**Short task**
Everything from the line that contains "OCR this image." through the last line of the listing must be copied exactly, with both of those lines included and no others.
======== Extracted records
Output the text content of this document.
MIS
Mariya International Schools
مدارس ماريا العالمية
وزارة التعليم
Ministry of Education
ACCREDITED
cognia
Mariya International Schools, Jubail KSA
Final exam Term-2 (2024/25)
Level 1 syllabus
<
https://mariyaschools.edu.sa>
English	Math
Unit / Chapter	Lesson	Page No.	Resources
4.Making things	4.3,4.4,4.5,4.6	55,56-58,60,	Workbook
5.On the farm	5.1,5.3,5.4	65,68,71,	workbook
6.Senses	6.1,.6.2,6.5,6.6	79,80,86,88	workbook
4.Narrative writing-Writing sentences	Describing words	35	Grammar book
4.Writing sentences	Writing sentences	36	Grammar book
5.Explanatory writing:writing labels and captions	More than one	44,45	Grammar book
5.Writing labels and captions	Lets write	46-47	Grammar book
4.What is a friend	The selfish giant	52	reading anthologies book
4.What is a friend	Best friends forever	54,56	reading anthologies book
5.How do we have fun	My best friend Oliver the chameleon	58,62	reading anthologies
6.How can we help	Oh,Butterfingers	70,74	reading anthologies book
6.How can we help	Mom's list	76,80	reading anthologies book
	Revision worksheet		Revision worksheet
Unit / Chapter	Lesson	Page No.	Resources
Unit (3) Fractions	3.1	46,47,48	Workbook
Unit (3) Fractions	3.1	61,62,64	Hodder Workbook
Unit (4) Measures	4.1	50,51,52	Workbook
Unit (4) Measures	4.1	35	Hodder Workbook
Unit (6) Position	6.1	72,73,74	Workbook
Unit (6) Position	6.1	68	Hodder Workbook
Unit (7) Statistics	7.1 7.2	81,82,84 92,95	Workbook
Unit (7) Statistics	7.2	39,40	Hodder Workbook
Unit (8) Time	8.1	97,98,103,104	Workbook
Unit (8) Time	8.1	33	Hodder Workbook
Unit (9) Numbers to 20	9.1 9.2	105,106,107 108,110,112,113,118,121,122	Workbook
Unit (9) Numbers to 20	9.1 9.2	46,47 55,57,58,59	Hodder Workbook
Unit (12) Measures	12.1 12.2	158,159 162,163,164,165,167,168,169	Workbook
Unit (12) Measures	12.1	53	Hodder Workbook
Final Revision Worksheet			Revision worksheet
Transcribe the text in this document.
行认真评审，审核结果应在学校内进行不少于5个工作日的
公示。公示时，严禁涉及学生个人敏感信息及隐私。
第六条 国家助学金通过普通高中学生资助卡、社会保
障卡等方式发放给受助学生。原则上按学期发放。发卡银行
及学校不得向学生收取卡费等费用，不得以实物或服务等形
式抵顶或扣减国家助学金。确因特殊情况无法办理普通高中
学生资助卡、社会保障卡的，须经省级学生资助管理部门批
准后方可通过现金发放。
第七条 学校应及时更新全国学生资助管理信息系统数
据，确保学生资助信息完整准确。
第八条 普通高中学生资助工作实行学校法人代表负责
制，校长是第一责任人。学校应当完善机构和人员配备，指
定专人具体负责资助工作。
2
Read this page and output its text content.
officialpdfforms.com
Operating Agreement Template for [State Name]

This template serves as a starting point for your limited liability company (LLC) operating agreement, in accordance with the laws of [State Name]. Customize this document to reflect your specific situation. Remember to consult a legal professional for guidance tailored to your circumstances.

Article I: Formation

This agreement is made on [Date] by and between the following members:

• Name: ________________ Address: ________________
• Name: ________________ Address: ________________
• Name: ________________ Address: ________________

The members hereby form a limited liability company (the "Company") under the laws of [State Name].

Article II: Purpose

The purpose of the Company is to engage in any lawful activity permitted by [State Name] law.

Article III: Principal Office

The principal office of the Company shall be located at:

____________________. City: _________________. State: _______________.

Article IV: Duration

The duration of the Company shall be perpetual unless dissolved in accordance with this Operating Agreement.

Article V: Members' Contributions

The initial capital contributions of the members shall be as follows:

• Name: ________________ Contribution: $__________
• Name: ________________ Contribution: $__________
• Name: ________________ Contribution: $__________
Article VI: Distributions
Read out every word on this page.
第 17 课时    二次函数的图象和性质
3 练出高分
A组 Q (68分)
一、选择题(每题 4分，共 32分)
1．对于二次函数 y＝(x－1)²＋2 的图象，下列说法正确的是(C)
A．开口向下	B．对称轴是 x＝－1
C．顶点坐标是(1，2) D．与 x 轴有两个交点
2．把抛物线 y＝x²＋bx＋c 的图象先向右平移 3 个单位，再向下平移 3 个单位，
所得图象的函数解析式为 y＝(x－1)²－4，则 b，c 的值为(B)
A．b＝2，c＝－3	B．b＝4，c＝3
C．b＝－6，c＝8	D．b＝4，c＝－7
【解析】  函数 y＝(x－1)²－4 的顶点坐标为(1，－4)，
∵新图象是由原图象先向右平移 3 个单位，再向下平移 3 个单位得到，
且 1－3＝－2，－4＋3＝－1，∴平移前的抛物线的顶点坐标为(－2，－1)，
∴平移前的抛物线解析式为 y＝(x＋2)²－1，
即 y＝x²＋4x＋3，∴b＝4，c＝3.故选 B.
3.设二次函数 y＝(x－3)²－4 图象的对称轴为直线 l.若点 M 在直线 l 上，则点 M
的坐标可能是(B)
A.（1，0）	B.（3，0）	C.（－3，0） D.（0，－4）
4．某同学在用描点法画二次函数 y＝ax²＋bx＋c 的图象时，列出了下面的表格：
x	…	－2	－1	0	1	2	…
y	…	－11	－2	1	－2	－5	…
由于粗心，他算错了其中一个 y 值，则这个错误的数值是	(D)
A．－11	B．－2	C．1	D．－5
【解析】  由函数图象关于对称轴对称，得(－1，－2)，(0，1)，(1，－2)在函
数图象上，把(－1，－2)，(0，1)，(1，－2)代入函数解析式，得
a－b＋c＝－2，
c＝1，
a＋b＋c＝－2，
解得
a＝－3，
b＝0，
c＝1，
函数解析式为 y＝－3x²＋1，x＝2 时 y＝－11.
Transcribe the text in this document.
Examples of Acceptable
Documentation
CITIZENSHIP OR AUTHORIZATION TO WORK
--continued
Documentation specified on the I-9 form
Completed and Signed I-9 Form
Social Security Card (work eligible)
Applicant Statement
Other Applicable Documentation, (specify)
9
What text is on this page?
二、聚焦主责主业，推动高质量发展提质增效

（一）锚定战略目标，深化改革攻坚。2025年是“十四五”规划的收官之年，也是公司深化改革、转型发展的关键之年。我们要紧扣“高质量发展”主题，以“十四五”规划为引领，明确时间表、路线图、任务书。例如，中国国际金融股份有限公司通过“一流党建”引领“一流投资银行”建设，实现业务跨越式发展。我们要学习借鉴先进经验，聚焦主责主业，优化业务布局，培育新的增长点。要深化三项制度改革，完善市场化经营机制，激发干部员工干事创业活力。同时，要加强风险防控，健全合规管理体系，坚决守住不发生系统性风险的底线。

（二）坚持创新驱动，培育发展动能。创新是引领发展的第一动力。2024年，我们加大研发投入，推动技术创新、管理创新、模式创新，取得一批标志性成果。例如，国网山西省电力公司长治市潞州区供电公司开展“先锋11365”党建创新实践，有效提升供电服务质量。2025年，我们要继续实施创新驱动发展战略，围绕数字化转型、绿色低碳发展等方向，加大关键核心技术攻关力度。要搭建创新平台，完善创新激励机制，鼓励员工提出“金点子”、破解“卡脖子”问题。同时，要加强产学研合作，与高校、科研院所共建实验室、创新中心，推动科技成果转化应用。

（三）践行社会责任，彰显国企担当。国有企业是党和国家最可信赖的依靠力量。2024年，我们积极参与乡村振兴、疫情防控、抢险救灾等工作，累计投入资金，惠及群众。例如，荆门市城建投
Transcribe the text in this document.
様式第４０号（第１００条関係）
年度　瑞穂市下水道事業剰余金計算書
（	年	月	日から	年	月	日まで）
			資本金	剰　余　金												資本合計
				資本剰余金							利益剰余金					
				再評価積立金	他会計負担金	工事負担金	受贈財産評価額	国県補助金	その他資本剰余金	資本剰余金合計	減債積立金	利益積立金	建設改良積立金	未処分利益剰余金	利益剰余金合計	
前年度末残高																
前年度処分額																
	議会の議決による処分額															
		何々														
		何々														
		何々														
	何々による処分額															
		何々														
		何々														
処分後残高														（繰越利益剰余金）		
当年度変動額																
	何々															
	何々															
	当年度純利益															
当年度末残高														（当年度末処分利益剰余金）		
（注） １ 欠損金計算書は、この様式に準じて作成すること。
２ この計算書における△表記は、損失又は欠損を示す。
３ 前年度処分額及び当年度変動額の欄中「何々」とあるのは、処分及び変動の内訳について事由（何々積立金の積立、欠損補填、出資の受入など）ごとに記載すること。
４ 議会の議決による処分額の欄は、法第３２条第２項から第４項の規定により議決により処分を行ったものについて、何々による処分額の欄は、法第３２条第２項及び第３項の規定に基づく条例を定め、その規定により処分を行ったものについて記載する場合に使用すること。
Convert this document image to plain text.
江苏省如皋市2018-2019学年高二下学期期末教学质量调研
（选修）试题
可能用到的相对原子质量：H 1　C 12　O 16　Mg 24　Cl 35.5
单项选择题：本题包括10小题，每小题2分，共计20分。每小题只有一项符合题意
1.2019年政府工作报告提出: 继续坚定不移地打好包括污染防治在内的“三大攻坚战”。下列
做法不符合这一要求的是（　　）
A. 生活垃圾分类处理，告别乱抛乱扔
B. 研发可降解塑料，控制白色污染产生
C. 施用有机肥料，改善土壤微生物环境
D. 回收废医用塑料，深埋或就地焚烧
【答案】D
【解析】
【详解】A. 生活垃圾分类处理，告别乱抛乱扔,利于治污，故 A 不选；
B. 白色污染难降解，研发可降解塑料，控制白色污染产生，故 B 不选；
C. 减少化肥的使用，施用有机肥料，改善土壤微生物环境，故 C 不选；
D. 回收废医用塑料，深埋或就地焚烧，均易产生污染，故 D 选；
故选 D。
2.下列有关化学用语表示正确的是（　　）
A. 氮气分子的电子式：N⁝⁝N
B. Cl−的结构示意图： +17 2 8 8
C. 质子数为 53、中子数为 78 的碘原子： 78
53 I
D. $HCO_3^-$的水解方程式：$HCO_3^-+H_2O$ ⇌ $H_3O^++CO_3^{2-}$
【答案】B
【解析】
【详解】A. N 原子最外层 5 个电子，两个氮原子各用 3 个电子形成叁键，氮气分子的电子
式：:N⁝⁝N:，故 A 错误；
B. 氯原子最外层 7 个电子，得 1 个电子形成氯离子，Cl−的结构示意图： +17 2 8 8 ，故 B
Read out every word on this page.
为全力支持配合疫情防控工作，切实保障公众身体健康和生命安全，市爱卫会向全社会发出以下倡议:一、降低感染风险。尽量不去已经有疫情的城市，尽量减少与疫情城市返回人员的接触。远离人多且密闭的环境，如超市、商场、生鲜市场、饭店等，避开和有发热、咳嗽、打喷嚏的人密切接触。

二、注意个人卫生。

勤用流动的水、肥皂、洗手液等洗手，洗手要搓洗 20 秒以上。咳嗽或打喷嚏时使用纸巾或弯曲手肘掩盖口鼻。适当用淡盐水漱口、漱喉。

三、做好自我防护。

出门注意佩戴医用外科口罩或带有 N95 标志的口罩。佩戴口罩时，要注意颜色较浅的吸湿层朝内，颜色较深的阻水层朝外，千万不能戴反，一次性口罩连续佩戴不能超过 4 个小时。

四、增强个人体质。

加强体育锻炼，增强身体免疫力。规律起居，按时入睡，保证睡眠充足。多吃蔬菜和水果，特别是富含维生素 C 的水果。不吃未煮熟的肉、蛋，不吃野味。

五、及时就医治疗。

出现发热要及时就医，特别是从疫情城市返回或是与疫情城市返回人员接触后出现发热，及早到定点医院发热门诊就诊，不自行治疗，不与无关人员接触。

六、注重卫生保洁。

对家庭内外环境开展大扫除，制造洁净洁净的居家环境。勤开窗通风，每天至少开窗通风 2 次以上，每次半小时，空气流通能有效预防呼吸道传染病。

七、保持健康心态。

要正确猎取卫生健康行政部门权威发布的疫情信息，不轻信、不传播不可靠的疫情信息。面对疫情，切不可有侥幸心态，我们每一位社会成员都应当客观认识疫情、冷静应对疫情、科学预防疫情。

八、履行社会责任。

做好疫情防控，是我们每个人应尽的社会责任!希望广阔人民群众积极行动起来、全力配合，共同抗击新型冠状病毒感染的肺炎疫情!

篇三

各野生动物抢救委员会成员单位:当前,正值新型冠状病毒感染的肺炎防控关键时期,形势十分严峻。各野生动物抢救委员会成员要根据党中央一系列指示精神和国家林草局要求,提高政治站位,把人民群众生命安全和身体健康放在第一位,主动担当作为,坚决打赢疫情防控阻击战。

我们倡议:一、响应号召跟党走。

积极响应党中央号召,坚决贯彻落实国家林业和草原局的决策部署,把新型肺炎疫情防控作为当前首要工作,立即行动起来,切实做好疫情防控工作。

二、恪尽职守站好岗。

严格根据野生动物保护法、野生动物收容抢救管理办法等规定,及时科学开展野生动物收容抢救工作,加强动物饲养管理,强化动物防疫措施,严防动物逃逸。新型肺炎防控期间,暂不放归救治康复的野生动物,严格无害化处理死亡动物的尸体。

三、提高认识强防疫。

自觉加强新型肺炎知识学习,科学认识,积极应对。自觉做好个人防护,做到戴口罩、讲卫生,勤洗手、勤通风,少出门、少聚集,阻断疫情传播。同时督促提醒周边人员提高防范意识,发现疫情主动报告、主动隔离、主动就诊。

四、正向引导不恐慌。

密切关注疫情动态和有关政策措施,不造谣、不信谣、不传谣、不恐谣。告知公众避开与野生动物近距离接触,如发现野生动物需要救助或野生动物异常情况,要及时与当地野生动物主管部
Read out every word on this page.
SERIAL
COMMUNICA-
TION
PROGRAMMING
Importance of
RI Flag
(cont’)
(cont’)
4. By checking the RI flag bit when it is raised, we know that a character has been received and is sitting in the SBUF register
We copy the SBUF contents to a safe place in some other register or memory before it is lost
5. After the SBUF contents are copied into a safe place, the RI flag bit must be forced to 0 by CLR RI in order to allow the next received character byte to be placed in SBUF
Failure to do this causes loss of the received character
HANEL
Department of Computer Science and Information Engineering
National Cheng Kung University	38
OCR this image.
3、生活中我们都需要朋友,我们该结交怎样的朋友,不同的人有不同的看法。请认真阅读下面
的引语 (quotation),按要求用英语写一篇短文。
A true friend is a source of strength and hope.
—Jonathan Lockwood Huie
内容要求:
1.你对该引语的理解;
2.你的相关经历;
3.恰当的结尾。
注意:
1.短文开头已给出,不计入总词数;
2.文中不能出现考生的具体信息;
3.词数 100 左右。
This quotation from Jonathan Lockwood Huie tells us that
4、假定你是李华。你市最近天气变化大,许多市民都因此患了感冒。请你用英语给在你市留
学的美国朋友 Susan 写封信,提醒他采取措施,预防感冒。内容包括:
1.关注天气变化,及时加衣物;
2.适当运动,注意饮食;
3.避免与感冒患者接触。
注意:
================
**Exercise response**
OCR this image.
3、生活中我们都需要朋友,我们该结交怎样的朋友,不同的人有不同的看法。请认真阅读下面
的引语 (quotation),按要求用英语写一篇短文。
A true friend is a source of strength and hope.
—Jonathan Lockwood Huie
内容要求:
1.你对该引语的理解;
2.你的相关经历;
3.恰当的结尾。
注意:
1.短文开头已给出,不计入总词数;
2.文中不能出现考生的具体信息;
3.词数 100 左右。
This quotation from Jonathan Lockwood Huie tells us that
4、假定你是李华。你市最近天气变化大,许多市民都因此患了感冒。请你用英语给在你市留
学的美国朋友 Susan 写封信,提醒他采取措施,预防感冒。内容包括:
1.关注天气变化,及时加衣物;
2.适当运动,注意饮食;
3.避免与感冒患者接触。
注意:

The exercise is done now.